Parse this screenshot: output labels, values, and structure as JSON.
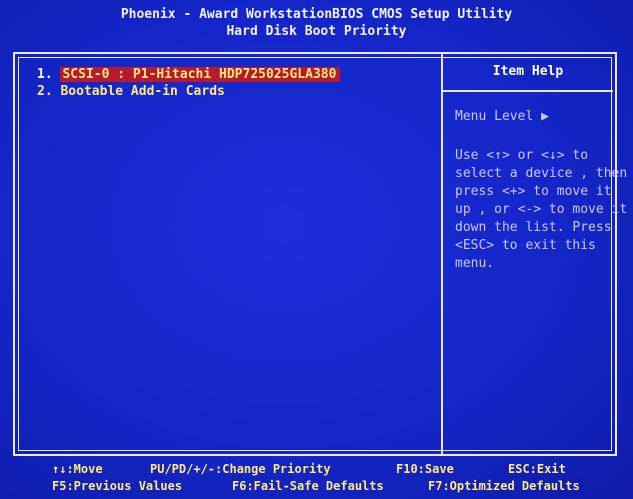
{
  "header": {
    "line1": "Phoenix - Award WorkstationBIOS CMOS Setup Utility",
    "line2": "Hard Disk Boot Priority"
  },
  "boot_list": [
    {
      "number": "1.",
      "device": "SCSI-0    :  P1-Hitachi HDP725025GLA380",
      "selected": true
    },
    {
      "number": "2.",
      "device": "Bootable Add-in Cards",
      "selected": false
    }
  ],
  "help": {
    "title": "Item Help",
    "menu_level": "Menu Level   ▶",
    "text": "Use <↑> or <↓> to\nselect a device , then\npress <+> to move it\nup , or <-> to move it\ndown the list. Press\n<ESC> to exit this\nmenu."
  },
  "footer": {
    "move": "↑↓:Move",
    "change_priority": "PU/PD/+/-:Change Priority",
    "save": "F10:Save",
    "exit": "ESC:Exit",
    "previous_values": "F5:Previous Values",
    "failsafe": "F6:Fail-Safe Defaults",
    "optimized": "F7:Optimized Defaults"
  },
  "colors": {
    "background": "#1426c8",
    "selected_bg": "#b51a2e",
    "highlight_text": "#ffe97a",
    "help_text": "#c8c8ff"
  }
}
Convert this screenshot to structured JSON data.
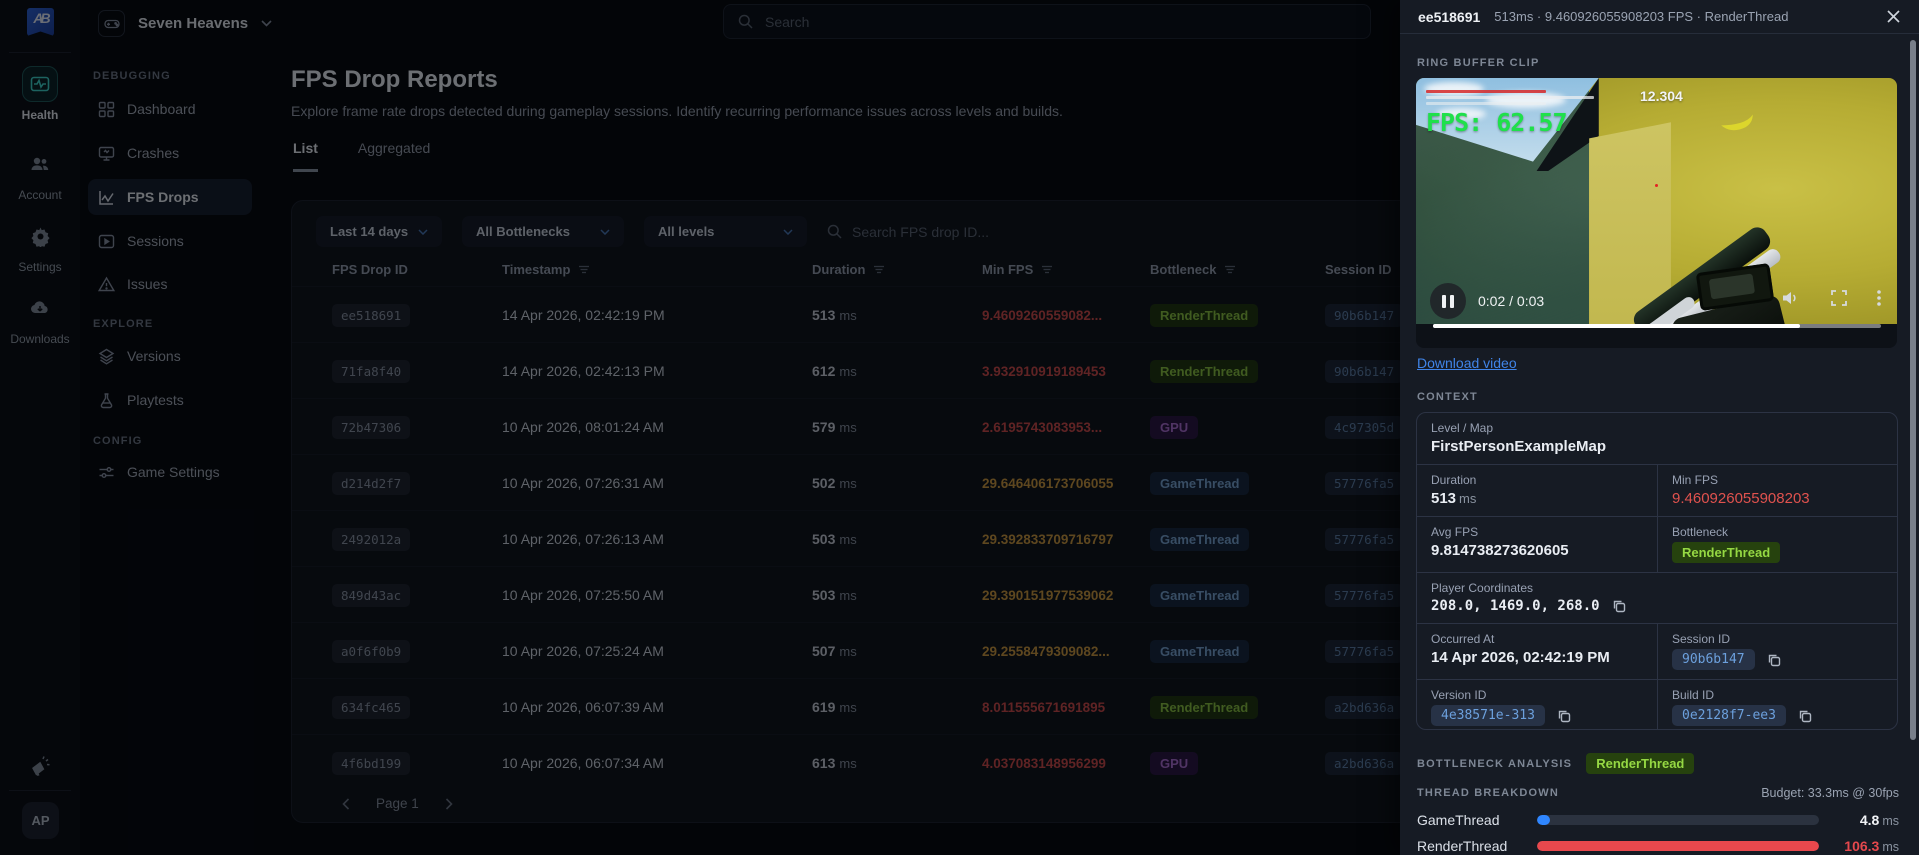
{
  "topbar": {
    "game_name": "Seven Heavens",
    "search_placeholder": "Search"
  },
  "rail": {
    "items": [
      "Health",
      "Account",
      "Settings",
      "Downloads"
    ],
    "avatar_initials": "AP"
  },
  "sidenav": {
    "sections": [
      {
        "title": "DEBUGGING",
        "items": [
          "Dashboard",
          "Crashes",
          "FPS Drops",
          "Sessions",
          "Issues"
        ]
      },
      {
        "title": "EXPLORE",
        "items": [
          "Versions",
          "Playtests"
        ]
      },
      {
        "title": "CONFIG",
        "items": [
          "Game Settings"
        ]
      }
    ]
  },
  "page": {
    "title": "FPS Drop Reports",
    "description": "Explore frame rate drops detected during gameplay sessions. Identify recurring performance issues across levels and builds.",
    "tabs": [
      "List",
      "Aggregated"
    ]
  },
  "filters": {
    "date_range": "Last 14 days",
    "bottleneck": "All Bottlenecks",
    "level": "All levels",
    "search_placeholder": "Search FPS drop ID..."
  },
  "table": {
    "columns": [
      "FPS Drop ID",
      "Timestamp",
      "Duration",
      "Min FPS",
      "Bottleneck",
      "Session ID"
    ],
    "unit": "ms",
    "rows": [
      {
        "id": "ee518691",
        "timestamp": "14 Apr 2026, 02:42:19 PM",
        "duration": "513",
        "min_fps": "9.4609260559082...",
        "fps_class": "fps-red",
        "bottleneck": "RenderThread",
        "bn_class": "bn-green",
        "session": "90b6b147"
      },
      {
        "id": "71fa8f40",
        "timestamp": "14 Apr 2026, 02:42:13 PM",
        "duration": "612",
        "min_fps": "3.932910919189453",
        "fps_class": "fps-red",
        "bottleneck": "RenderThread",
        "bn_class": "bn-green",
        "session": "90b6b147"
      },
      {
        "id": "72b47306",
        "timestamp": "10 Apr 2026, 08:01:24 AM",
        "duration": "579",
        "min_fps": "2.6195743083953...",
        "fps_class": "fps-red",
        "bottleneck": "GPU",
        "bn_class": "bn-purple",
        "session": "4c97305d"
      },
      {
        "id": "d214d2f7",
        "timestamp": "10 Apr 2026, 07:26:31 AM",
        "duration": "502",
        "min_fps": "29.646406173706055",
        "fps_class": "fps-amber",
        "bottleneck": "GameThread",
        "bn_class": "bn-blue",
        "session": "57776fa5"
      },
      {
        "id": "2492012a",
        "timestamp": "10 Apr 2026, 07:26:13 AM",
        "duration": "503",
        "min_fps": "29.392833709716797",
        "fps_class": "fps-amber",
        "bottleneck": "GameThread",
        "bn_class": "bn-blue",
        "session": "57776fa5"
      },
      {
        "id": "849d43ac",
        "timestamp": "10 Apr 2026, 07:25:50 AM",
        "duration": "503",
        "min_fps": "29.390151977539062",
        "fps_class": "fps-amber",
        "bottleneck": "GameThread",
        "bn_class": "bn-blue",
        "session": "57776fa5"
      },
      {
        "id": "a0f6f0b9",
        "timestamp": "10 Apr 2026, 07:25:24 AM",
        "duration": "507",
        "min_fps": "29.2558479309082...",
        "fps_class": "fps-amber",
        "bottleneck": "GameThread",
        "bn_class": "bn-blue",
        "session": "57776fa5"
      },
      {
        "id": "634fc465",
        "timestamp": "10 Apr 2026, 06:07:39 AM",
        "duration": "619",
        "min_fps": "8.011555671691895",
        "fps_class": "fps-red",
        "bottleneck": "RenderThread",
        "bn_class": "bn-green",
        "session": "a2bd636a"
      },
      {
        "id": "4f6bd199",
        "timestamp": "10 Apr 2026, 06:07:34 AM",
        "duration": "613",
        "min_fps": "4.037083148956299",
        "fps_class": "fps-red",
        "bottleneck": "GPU",
        "bn_class": "bn-purple",
        "session": "a2bd636a"
      }
    ],
    "pagination_label": "Page 1"
  },
  "panel": {
    "drop_id": "ee518691",
    "subtitle": "513ms · 9.460926055908203 FPS · RenderThread",
    "section_clip": "RING BUFFER CLIP",
    "video": {
      "debug_time": "12.304",
      "fps_overlay": "FPS: 62.57",
      "time": "0:02 / 0:03",
      "progress_pct": 82
    },
    "download_label": "Download video",
    "section_context": "CONTEXT",
    "context": {
      "level_label": "Level / Map",
      "level_value": "FirstPersonExampleMap",
      "duration_label": "Duration",
      "duration_value": "513",
      "duration_unit": "ms",
      "min_fps_label": "Min FPS",
      "min_fps_value": "9.460926055908203",
      "avg_fps_label": "Avg FPS",
      "avg_fps_value": "9.814738273620605",
      "bottleneck_label": "Bottleneck",
      "bottleneck_value": "RenderThread",
      "coords_label": "Player Coordinates",
      "coords_value": "208.0, 1469.0, 268.0",
      "occurred_label": "Occurred At",
      "occurred_value": "14 Apr 2026, 02:42:19 PM",
      "session_label": "Session ID",
      "session_value": "90b6b147",
      "version_label": "Version ID",
      "version_value": "4e38571e-313",
      "build_label": "Build ID",
      "build_value": "0e2128f7-ee3"
    },
    "section_bottleneck": "BOTTLENECK ANALYSIS",
    "bottleneck_badge": "RenderThread",
    "section_threads": "THREAD BREAKDOWN",
    "budget_label": "Budget: 33.3ms @ 30fps",
    "threads": [
      {
        "name": "GameThread",
        "value": "4.8",
        "unit": "ms",
        "pct": 4.5,
        "bar_class": "bar-blue",
        "value_class": "val-white"
      },
      {
        "name": "RenderThread",
        "value": "106.3",
        "unit": "ms",
        "pct": 100,
        "bar_class": "bar-red",
        "value_class": "val-red"
      }
    ]
  },
  "colors": {
    "accent_blue": "#2f86ff",
    "critical_red": "#e5484d",
    "warn_amber": "#cf9a3d",
    "ok_green": "#95d843",
    "link_blue": "#4084e8"
  }
}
——————————
### EXERCISE INSTRUCTIONS:
Each entry gets copied exactly; the pictures stay out.

### ANSWER IN FULL:
Parse this screenshot: output labels, values, and structure as JSON.
{
  "header": {
    "line1": "Phoenix - Award WorkstationBIOS CMOS Setup Utility",
    "line2": "Hard Disk Boot Priority"
  },
  "boot_list": [
    {
      "number": "1.",
      "device": "SCSI-0    :  P1-Hitachi HDP725025GLA380",
      "selected": true
    },
    {
      "number": "2.",
      "device": "Bootable Add-in Cards",
      "selected": false
    }
  ],
  "help": {
    "title": "Item Help",
    "menu_level": "Menu Level   ▶",
    "text": "Use <↑> or <↓> to\nselect a device , then\npress <+> to move it\nup , or <-> to move it\ndown the list. Press\n<ESC> to exit this\nmenu."
  },
  "footer": {
    "move": "↑↓:Move",
    "change_priority": "PU/PD/+/-:Change Priority",
    "save": "F10:Save",
    "exit": "ESC:Exit",
    "previous_values": "F5:Previous Values",
    "failsafe": "F6:Fail-Safe Defaults",
    "optimized": "F7:Optimized Defaults"
  },
  "colors": {
    "background": "#1426c8",
    "selected_bg": "#b51a2e",
    "highlight_text": "#ffe97a",
    "help_text": "#c8c8ff"
  }
}
Convert this screenshot to structured JSON data.
{
  "topbar": {
    "game_name": "Seven Heavens",
    "search_placeholder": "Search"
  },
  "rail": {
    "items": [
      "Health",
      "Account",
      "Settings",
      "Downloads"
    ],
    "avatar_initials": "AP"
  },
  "sidenav": {
    "sections": [
      {
        "title": "DEBUGGING",
        "items": [
          "Dashboard",
          "Crashes",
          "FPS Drops",
          "Sessions",
          "Issues"
        ]
      },
      {
        "title": "EXPLORE",
        "items": [
          "Versions",
          "Playtests"
        ]
      },
      {
        "title": "CONFIG",
        "items": [
          "Game Settings"
        ]
      }
    ]
  },
  "page": {
    "title": "FPS Drop Reports",
    "description": "Explore frame rate drops detected during gameplay sessions. Identify recurring performance issues across levels and builds.",
    "tabs": [
      "List",
      "Aggregated"
    ]
  },
  "filters": {
    "date_range": "Last 14 days",
    "bottleneck": "All Bottlenecks",
    "level": "All levels",
    "search_placeholder": "Search FPS drop ID..."
  },
  "table": {
    "columns": [
      "FPS Drop ID",
      "Timestamp",
      "Duration",
      "Min FPS",
      "Bottleneck",
      "Session ID"
    ],
    "unit": "ms",
    "rows": [
      {
        "id": "ee518691",
        "timestamp": "14 Apr 2026, 02:42:19 PM",
        "duration": "513",
        "min_fps": "9.4609260559082...",
        "fps_class": "fps-red",
        "bottleneck": "RenderThread",
        "bn_class": "bn-green",
        "session": "90b6b147"
      },
      {
        "id": "71fa8f40",
        "timestamp": "14 Apr 2026, 02:42:13 PM",
        "duration": "612",
        "min_fps": "3.932910919189453",
        "fps_class": "fps-red",
        "bottleneck": "RenderThread",
        "bn_class": "bn-green",
        "session": "90b6b147"
      },
      {
        "id": "72b47306",
        "timestamp": "10 Apr 2026, 08:01:24 AM",
        "duration": "579",
        "min_fps": "2.6195743083953...",
        "fps_class": "fps-red",
        "bottleneck": "GPU",
        "bn_class": "bn-purple",
        "session": "4c97305d"
      },
      {
        "id": "d214d2f7",
        "timestamp": "10 Apr 2026, 07:26:31 AM",
        "duration": "502",
        "min_fps": "29.646406173706055",
        "fps_class": "fps-amber",
        "bottleneck": "GameThread",
        "bn_class": "bn-blue",
        "session": "57776fa5"
      },
      {
        "id": "2492012a",
        "timestamp": "10 Apr 2026, 07:26:13 AM",
        "duration": "503",
        "min_fps": "29.392833709716797",
        "fps_class": "fps-amber",
        "bottleneck": "GameThread",
        "bn_class": "bn-blue",
        "session": "57776fa5"
      },
      {
        "id": "849d43ac",
        "timestamp": "10 Apr 2026, 07:25:50 AM",
        "duration": "503",
        "min_fps": "29.390151977539062",
        "fps_class": "fps-amber",
        "bottleneck": "GameThread",
        "bn_class": "bn-blue",
        "session": "57776fa5"
      },
      {
        "id": "a0f6f0b9",
        "timestamp": "10 Apr 2026, 07:25:24 AM",
        "duration": "507",
        "min_fps": "29.2558479309082...",
        "fps_class": "fps-amber",
        "bottleneck": "GameThread",
        "bn_class": "bn-blue",
        "session": "57776fa5"
      },
      {
        "id": "634fc465",
        "timestamp": "10 Apr 2026, 06:07:39 AM",
        "duration": "619",
        "min_fps": "8.011555671691895",
        "fps_class": "fps-red",
        "bottleneck": "RenderThread",
        "bn_class": "bn-green",
        "session": "a2bd636a"
      },
      {
        "id": "4f6bd199",
        "timestamp": "10 Apr 2026, 06:07:34 AM",
        "duration": "613",
        "min_fps": "4.037083148956299",
        "fps_class": "fps-red",
        "bottleneck": "GPU",
        "bn_class": "bn-purple",
        "session": "a2bd636a"
      }
    ],
    "pagination_label": "Page 1"
  },
  "panel": {
    "drop_id": "ee518691",
    "subtitle": "513ms · 9.460926055908203 FPS · RenderThread",
    "section_clip": "RING BUFFER CLIP",
    "video": {
      "debug_time": "12.304",
      "fps_overlay": "FPS: 62.57",
      "time": "0:02 / 0:03",
      "progress_pct": 82
    },
    "download_label": "Download video",
    "section_context": "CONTEXT",
    "context": {
      "level_label": "Level / Map",
      "level_value": "FirstPersonExampleMap",
      "duration_label": "Duration",
      "duration_value": "513",
      "duration_unit": "ms",
      "min_fps_label": "Min FPS",
      "min_fps_value": "9.460926055908203",
      "avg_fps_label": "Avg FPS",
      "avg_fps_value": "9.814738273620605",
      "bottleneck_label": "Bottleneck",
      "bottleneck_value": "RenderThread",
      "coords_label": "Player Coordinates",
      "coords_value": "208.0, 1469.0, 268.0",
      "occurred_label": "Occurred At",
      "occurred_value": "14 Apr 2026, 02:42:19 PM",
      "session_label": "Session ID",
      "session_value": "90b6b147",
      "version_label": "Version ID",
      "version_value": "4e38571e-313",
      "build_label": "Build ID",
      "build_value": "0e2128f7-ee3"
    },
    "section_bottleneck": "BOTTLENECK ANALYSIS",
    "bottleneck_badge": "RenderThread",
    "section_threads": "THREAD BREAKDOWN",
    "budget_label": "Budget: 33.3ms @ 30fps",
    "threads": [
      {
        "name": "GameThread",
        "value": "4.8",
        "unit": "ms",
        "pct": 4.5,
        "bar_class": "bar-blue",
        "value_class": "val-white"
      },
      {
        "name": "RenderThread",
        "value": "106.3",
        "unit": "ms",
        "pct": 100,
        "bar_class": "bar-red",
        "value_class": "val-red"
      }
    ]
  },
  "colors": {
    "accent_blue": "#2f86ff",
    "critical_red": "#e5484d",
    "warn_amber": "#cf9a3d",
    "ok_green": "#95d843",
    "link_blue": "#4084e8"
  }
}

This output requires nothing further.